Report the count of lines below that include "Reset", without any other text.

-- EXERCISE INPUTS start --

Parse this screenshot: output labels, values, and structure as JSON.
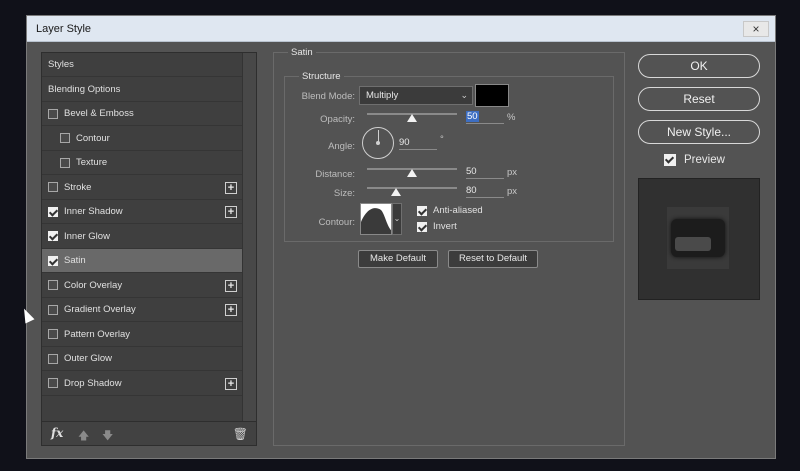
{
  "window": {
    "title": "Layer Style",
    "close_icon": "×"
  },
  "styles_list": [
    {
      "label": "Styles",
      "checkbox": false,
      "checked": false,
      "indent": 0,
      "plus": false,
      "selected": false
    },
    {
      "label": "Blending Options",
      "checkbox": false,
      "checked": false,
      "indent": 0,
      "plus": false,
      "selected": false
    },
    {
      "label": "Bevel & Emboss",
      "checkbox": true,
      "checked": false,
      "indent": 0,
      "plus": false,
      "selected": false
    },
    {
      "label": "Contour",
      "checkbox": true,
      "checked": false,
      "indent": 1,
      "plus": false,
      "selected": false
    },
    {
      "label": "Texture",
      "checkbox": true,
      "checked": false,
      "indent": 1,
      "plus": false,
      "selected": false
    },
    {
      "label": "Stroke",
      "checkbox": true,
      "checked": false,
      "indent": 0,
      "plus": true,
      "selected": false
    },
    {
      "label": "Inner Shadow",
      "checkbox": true,
      "checked": true,
      "indent": 0,
      "plus": true,
      "selected": false
    },
    {
      "label": "Inner Glow",
      "checkbox": true,
      "checked": true,
      "indent": 0,
      "plus": false,
      "selected": false
    },
    {
      "label": "Satin",
      "checkbox": true,
      "checked": true,
      "indent": 0,
      "plus": false,
      "selected": true
    },
    {
      "label": "Color Overlay",
      "checkbox": true,
      "checked": false,
      "indent": 0,
      "plus": true,
      "selected": false
    },
    {
      "label": "Gradient Overlay",
      "checkbox": true,
      "checked": false,
      "indent": 0,
      "plus": true,
      "selected": false
    },
    {
      "label": "Pattern Overlay",
      "checkbox": true,
      "checked": false,
      "indent": 0,
      "plus": false,
      "selected": false
    },
    {
      "label": "Outer Glow",
      "checkbox": true,
      "checked": false,
      "indent": 0,
      "plus": false,
      "selected": false
    },
    {
      "label": "Drop Shadow",
      "checkbox": true,
      "checked": false,
      "indent": 0,
      "plus": true,
      "selected": false
    }
  ],
  "footer": {
    "fx_label": "fx",
    "up_icon": "🡅",
    "down_icon": "🡇",
    "trash_icon": "🗑"
  },
  "satin": {
    "group_label": "Satin",
    "structure_label": "Structure",
    "blend_mode": {
      "label": "Blend Mode:",
      "value": "Multiply",
      "color": "#000000"
    },
    "opacity": {
      "label": "Opacity:",
      "value": "50",
      "unit": "%",
      "percent": 50
    },
    "angle": {
      "label": "Angle:",
      "value": "90",
      "unit": "°"
    },
    "distance": {
      "label": "Distance:",
      "value": "50",
      "unit": "px",
      "percent": 50
    },
    "size": {
      "label": "Size:",
      "value": "80",
      "unit": "px",
      "percent": 32
    },
    "contour": {
      "label": "Contour:",
      "anti_aliased": "Anti-aliased",
      "invert": "Invert"
    },
    "make_default": "Make Default",
    "reset_default": "Reset to Default"
  },
  "actions": {
    "ok": "OK",
    "reset": "Reset",
    "new_style": "New Style...",
    "preview": "Preview"
  }
}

-- EXERCISE INPUTS end --

**RESPONSE**. 2